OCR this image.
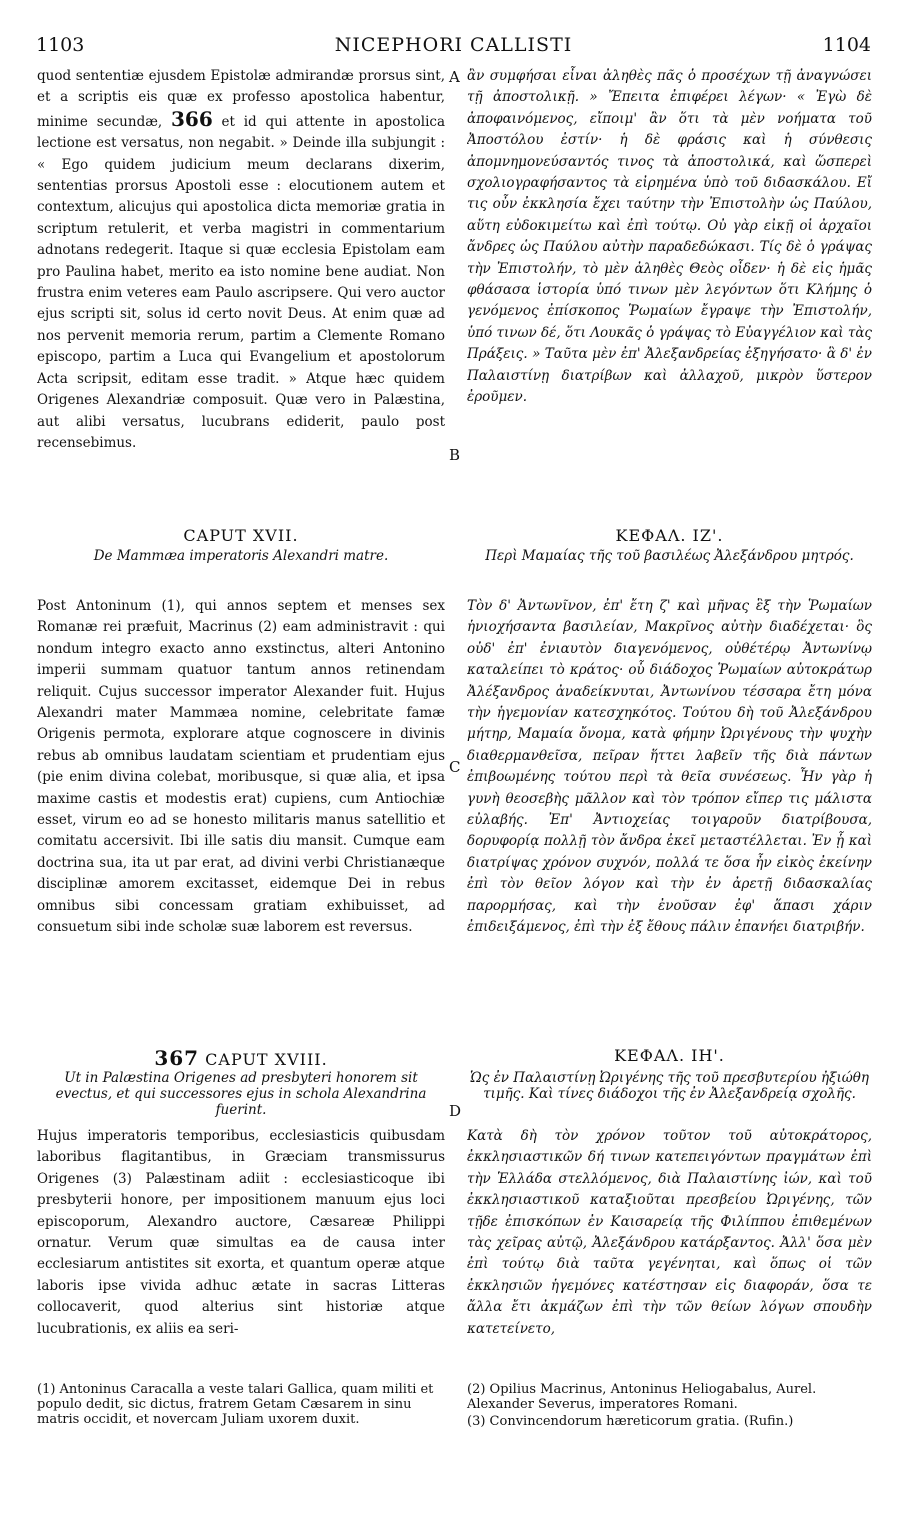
1103	NICEPHORI CALLISTI	1104

quod sententiæ ejusdem Epistolæ admirandæ prorsus sint, et a scriptis eis quæ ex professo apostolica habentur, minime secundæ, 366 et id qui attente in apostolica lectione est versatus, non negabit. » Deinde illa subjungit : « Ego quidem judicium meum declarans dixerim, sententias prorsus Apostoli esse : elocutionem autem et contextum, alicujus qui apostolica dicta memoriæ gratia in scriptum retulerit, et verba magistri in commentarium adnotans redegerit. Itaque si quæ ecclesia Epistolam eam pro Paulina habet, merito ea isto nomine bene audiat. Non frustra enim veteres eam Paulo ascripsere. Qui vero auctor ejus scripti sit, solus id certo novit Deus. At enim quæ ad nos pervenit memoria rerum, partim a Clemente Romano episcopo, partim a Luca qui Evangelium et apostolorum Acta scripsit, editam esse tradit. » Atque hæc quidem Origenes Alexandriæ composuit. Quæ vero in Palæstina, aut alibi versatus, lucubrans ediderit, paulo post recensebimus.

ἂν συμφήσαι εἶναι ἀληθὲς πᾶς ὁ προσέχων τῇ ἀναγνώσει τῇ ἀποστολικῇ. » Ἔπειτα ἐπιφέρει λέγων· « Ἐγὼ δὲ ἀποφαινόμενος, εἴποιμ' ἂν ὅτι τὰ μὲν νοήματα τοῦ Ἀποστόλου ἐστίν· ἡ δὲ φράσις καὶ ἡ σύνθεσις ἀπομνημονεύσαντός τινος τὰ ἀποστολικά, καὶ ὥσπερεὶ σχολιογραφήσαντος τὰ εἰρημένα ὑπὸ τοῦ διδασκάλου. Εἴ τις οὖν ἐκκλησία ἔχει ταύτην τὴν Ἐπιστολὴν ὡς Παύλου, αὕτη εὐδοκιμείτω καὶ ἐπὶ τούτῳ. Οὐ γὰρ εἰκῇ οἱ ἀρχαῖοι ἄνδρες ὡς Παύλου αὐτὴν παραδεδώκασι. Τίς δὲ ὁ γράψας τὴν Ἐπιστολήν, τὸ μὲν ἀληθὲς Θεὸς οἶδεν· ἡ δὲ εἰς ἡμᾶς φθάσασα ἱστορία ὑπό τινων μὲν λεγόντων ὅτι Κλήμης ὁ γενόμενος ἐπίσκοπος Ῥωμαίων ἔγραψε τὴν Ἐπιστολήν, ὑπό τινων δέ, ὅτι Λουκᾶς ὁ γράψας τὸ Εὐαγγέλιον καὶ τὰς Πράξεις. » Ταῦτα μὲν ἐπ' Ἀλεξανδρείας ἐξηγήσατο· ἃ δ' ἐν Παλαιστίνῃ διατρίβων καὶ ἀλλαχοῦ, μικρὸν ὕστερον ἐροῦμεν.

A
B
CAPUT XVII.
De Mammæa imperatoris Alexandri matre.
ΚΕΦΑΛ. ΙΖ'.
Περὶ Μαμαίας τῆς τοῦ βασιλέως Ἀλεξάνδρου μητρός.

Post Antoninum (1), qui annos septem et menses sex Romanæ rei præfuit, Macrinus (2) eam administravit : qui nondum integro exacto anno exstinctus, alteri Antonino imperii summam quatuor tantum annos retinendam reliquit. Cujus successor imperator Alexander fuit. Hujus Alexandri mater Mammæa nomine, celebritate famæ Origenis permota, explorare atque cognoscere in divinis rebus ab omnibus laudatam scientiam et prudentiam ejus (pie enim divina colebat, moribusque, si quæ alia, et ipsa maxime castis et modestis erat) cupiens, cum Antiochiæ esset, virum eo ad se honesto militaris manus satellitio et comitatu accersivit. Ibi ille satis diu mansit. Cumque eam doctrina sua, ita ut par erat, ad divini verbi Christianæque disciplinæ amorem excitasset, eidemque Dei in rebus omnibus sibi concessam gratiam exhibuisset, ad consuetum sibi inde scholæ suæ laborem est reversus.

Τὸν δ' Ἀντωνῖνον, ἐπ' ἔτη ζ' καὶ μῆνας ἓξ τὴν Ῥωμαίων ἡνιοχήσαντα βασιλείαν, Μακρῖνος αὐτὴν διαδέχεται· ὃς οὐδ' ἐπ' ἐνιαυτὸν διαγενόμενος, οὐθέτέρῳ Ἀντωνίνῳ καταλείπει τὸ κράτος· οὗ διάδοχος Ῥωμαίων αὐτοκράτωρ Ἀλέξανδρος ἀναδείκνυται, Ἀντωνίνου τέσσαρα ἔτη μόνα τὴν ἡγεμονίαν κατεσχηκότος. Τούτου δὴ τοῦ Ἀλεξάνδρου μήτηρ, Μαμαία ὄνομα, κατὰ φήμην Ὠριγένους τὴν ψυχὴν διαθερμανθεῖσα, πεῖραν ἥττει λαβεῖν τῆς διὰ πάντων ἐπιβοωμένης τούτου περὶ τὰ θεῖα συνέσεως. Ἦν γὰρ ἡ γυνὴ θεοσεβὴς μᾶλλον καὶ τὸν τρόπον εἴπερ τις μάλιστα εὐλαβής. Ἐπ' Ἀντιοχείας τοιγαροῦν διατρίβουσα, δορυφορίᾳ πολλῇ τὸν ἄνδρα ἐκεῖ μεταστέλλεται. Ἐν ᾗ καὶ διατρίψας χρόνον συχνόν, πολλά τε ὅσα ἦν εἰκὸς ἐκείνην ἐπὶ τὸν θεῖον λόγον καὶ τὴν ἐν ἀρετῇ διδασκαλίας παρορμήσας, καὶ τὴν ἐνοῦσαν ἐφ' ἅπασι χάριν ἐπιδειξάμενος, ἐπὶ τὴν ἐξ ἔθους πάλιν ἐπανήει διατριβήν.

C
367 CAPUT XVIII.
Ut in Palæstina Origenes ad presbyteri honorem sit evectus, et qui successores ejus in schola Alexandrina fuerint.
ΚΕΦΑΛ. ΙΗ'.
Ὡς ἐν Παλαιστίνῃ Ὠριγένης τῆς τοῦ πρεσβυτερίου ἠξιώθη τιμῆς. Καὶ τίνες διάδοχοι τῆς ἐν Ἀλεξανδρείᾳ σχολῆς.
D

Hujus imperatoris temporibus, ecclesiasticis quibusdam laboribus flagitantibus, in Græciam transmissurus Origenes (3) Palæstinam adiit : ecclesiasticoque ibi presbyterii honore, per impositionem manuum ejus loci episcoporum, Alexandro auctore, Cæsareæ Philippi ornatur. Verum quæ simultas ea de causa inter ecclesiarum antistites sit exorta, et quantum operæ atque laboris ipse vivida adhuc ætate in sacras Litteras collocaverit, quod alterius sint historiæ atque lucubrationis, ex aliis ea seri-

Κατὰ δὴ τὸν χρόνον τοῦτον τοῦ αὐτοκράτορος, ἐκκλησιαστικῶν δή τινων κατεπειγόντων πραγμάτων ἐπὶ τὴν Ἑλλάδα στελλόμενος, διὰ Παλαιστίνης ἰών, καὶ τοῦ ἐκκλησιαστικοῦ καταξιοῦται πρεσβείου Ὠριγένης, τῶν τῇδε ἐπισκόπων ἐν Καισαρείᾳ τῆς Φιλίππου ἐπιθεμένων τὰς χεῖρας αὐτῷ, Ἀλεξάνδρου κατάρξαντος. Ἀλλ' ὅσα μὲν ἐπὶ τούτῳ διὰ ταῦτα γεγένηται, καὶ ὅπως οἱ τῶν ἐκκλησιῶν ἡγεμόνες κατέστησαν εἰς διαφοράν, ὅσα τε ἄλλα ἔτι ἀκμάζων ἐπὶ τὴν τῶν θείων λόγων σπουδὴν κατετείνετο,

(1) Antoninus Caracalla a veste talari Gallica, quam militi et populo dedit, sic dictus, fratrem Getam Cæsarem in sinu matris occidit, et novercam Juliam uxorem duxit.
(2) Opilius Macrinus, Antoninus Heliogabalus, Aurel. Alexander Severus, imperatores Romani.
(3) Convincendorum hæreticorum gratia. (Rufin.)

(TASK GOAL)
In the material above, find every line that has the string "imperatoris" and pull those lines out.

(SOLUTION)
De Mammæa imperatoris Alexandri matre.
Hujus imperatoris temporibus, ecclesiasticis quibusdam laboribus flagitantibus, in Græciam transmissurus Origenes (3) Palæstinam adiit : ecclesiasticoque ibi presbyterii honore, per impositionem manuum ejus loci episcoporum, Alexandro auctore, Cæsareæ Philippi ornatur. Verum quæ simultas ea de causa inter ecclesiarum antistites sit exorta, et quantum operæ atque laboris ipse vivida adhuc ætate in sacras Litteras collocaverit, quod alterius sint historiæ atque lucubrationis, ex aliis ea seri-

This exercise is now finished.